▶ **TASK STATEMENT**: Count the lines in the data below where the string "this" occurs, please, and give the number alone.

▶ **DATASET EXCERPTS**:
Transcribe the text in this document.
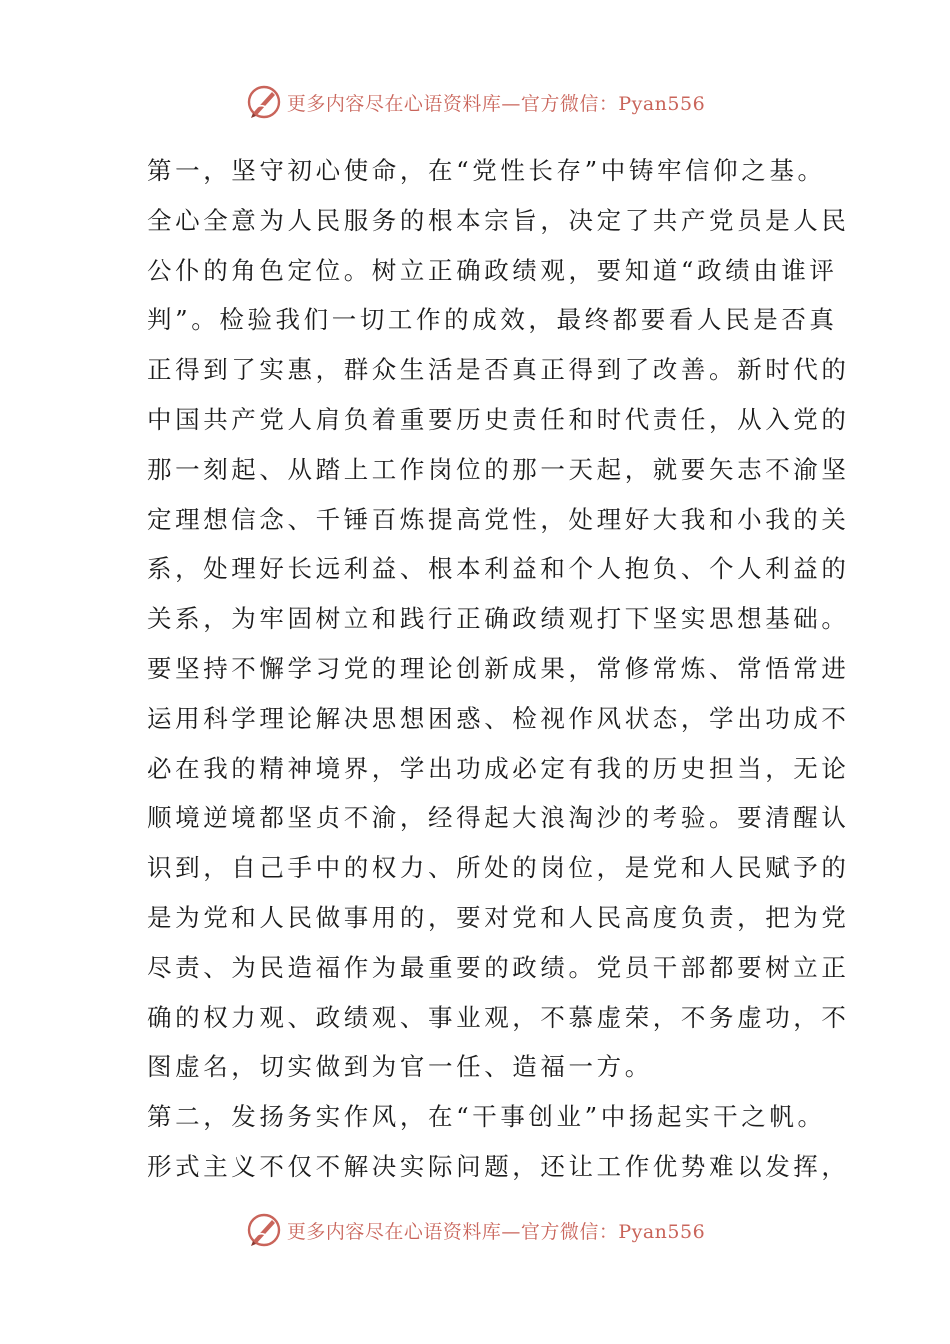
更多内容尽在心语资料库—官方微信：Pyan556
第一，坚守初心使命，在“党性长存”中铸牢信仰之基。
全心全意为人民服务的根本宗旨，决定了共产党员是人民
公仆的角色定位。树立正确政绩观，要知道“政绩由谁评
判”。检验我们一切工作的成效，最终都要看人民是否真
正得到了实惠，群众生活是否真正得到了改善。新时代的
中国共产党人肩负着重要历史责任和时代责任，从入党的
那一刻起、从踏上工作岗位的那一天起，就要矢志不渝坚
定理想信念、千锤百炼提高党性，处理好大我和小我的关
系，处理好长远利益、根本利益和个人抱负、个人利益的
关系，为牢固树立和践行正确政绩观打下坚实思想基础。
要坚持不懈学习党的理论创新成果，常修常炼、常悟常进
运用科学理论解决思想困惑、检视作风状态，学出功成不
必在我的精神境界，学出功成必定有我的历史担当，无论
顺境逆境都坚贞不渝，经得起大浪淘沙的考验。要清醒认
识到，自己手中的权力、所处的岗位，是党和人民赋予的
是为党和人民做事用的，要对党和人民高度负责，把为党
尽责、为民造福作为最重要的政绩。党员干部都要树立正
确的权力观、政绩观、事业观，不慕虚荣，不务虚功，不
图虚名，切实做到为官一任、造福一方。
第二，发扬务实作风，在“干事创业”中扬起实干之帆。
形式主义不仅不解决实际问题，还让工作优势难以发挥，
更多内容尽在心语资料库—官方微信：Pyan556
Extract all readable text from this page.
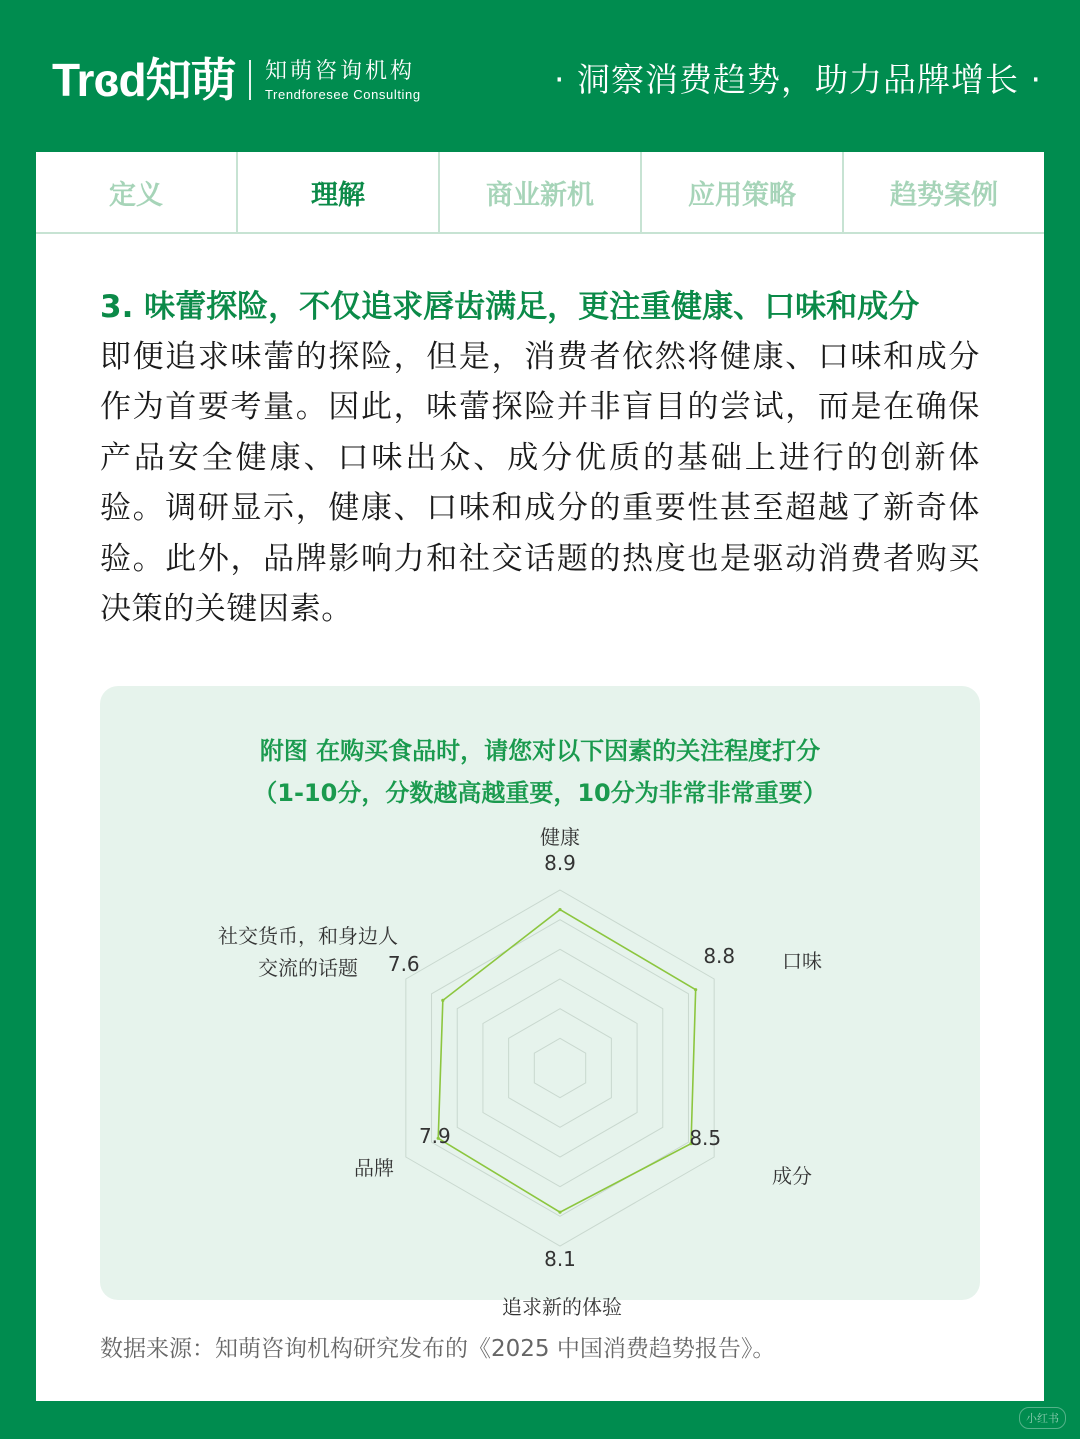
Trɞd知萌 知萌咨询机构
Trendforesee Consulting	· 洞察消费趋势，助力品牌增长 ·
定义	理解	商业新机	应用策略	趋势案例
3. 味蕾探险，不仅追求唇齿满足，更注重健康、口味和成分
即便追求味蕾的探险，但是，消费者依然将健康、口味和成分作为首要考量。因此，味蕾探险并非盲目的尝试，而是在确保产品安全健康、口味出众、成分优质的基础上进行的创新体验。调研显示，健康、口味和成分的重要性甚至超越了新奇体验。此外，品牌影响力和社交话题的热度也是驱动消费者购买决策的关键因素。
附图 在购买食品时，请您对以下因素的关注程度打分
（1-10分，分数越高越重要，10分为非常非常重要）
8.9
8.8
8.5
8.1
7.9
7.6
健康
口味
成分
追求新的体验
品牌
社交货币，和身边人
交流的话题
数据来源：知萌咨询机构研究发布的《2025 中国消费趋势报告》。
小红书
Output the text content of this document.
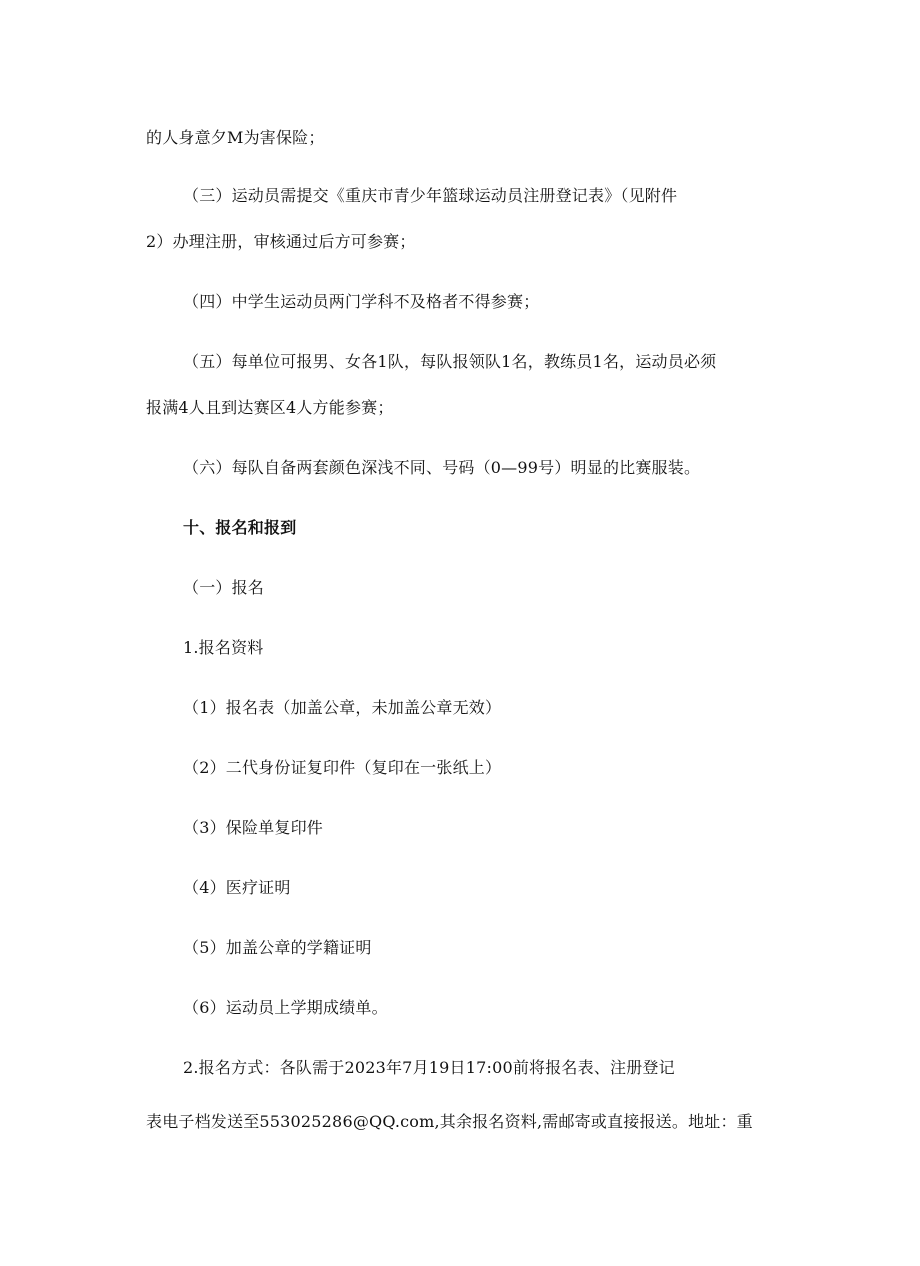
的人身意夕M为害保险；

（三）运动员需提交《重庆市青少年篮球运动员注册登记表》（见附件

2）办理注册，审核通过后方可参赛；

（四）中学生运动员两门学科不及格者不得参赛；

（五）每单位可报男、女各1队，每队报领队1名，教练员1名，运动员必须

报满4人且到达赛区4人方能参赛；

（六）每队自备两套颜色深浅不同、号码（0—99号）明显的比赛服装。

十、报名和报到

（一）报名

1.报名资料

（1）报名表（加盖公章，未加盖公章无效）

（2）二代身份证复印件（复印在一张纸上）

（3）保险单复印件

（4）医疗证明

（5）加盖公章的学籍证明

（6）运动员上学期成绩单。

2.报名方式：各队需于2023年7月19日17:00前将报名表、注册登记

表电子档发送至553025286@QQ.com,其余报名资料,需邮寄或直接报送。地址：重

▶ **WRITTEN SOLUTION**: 3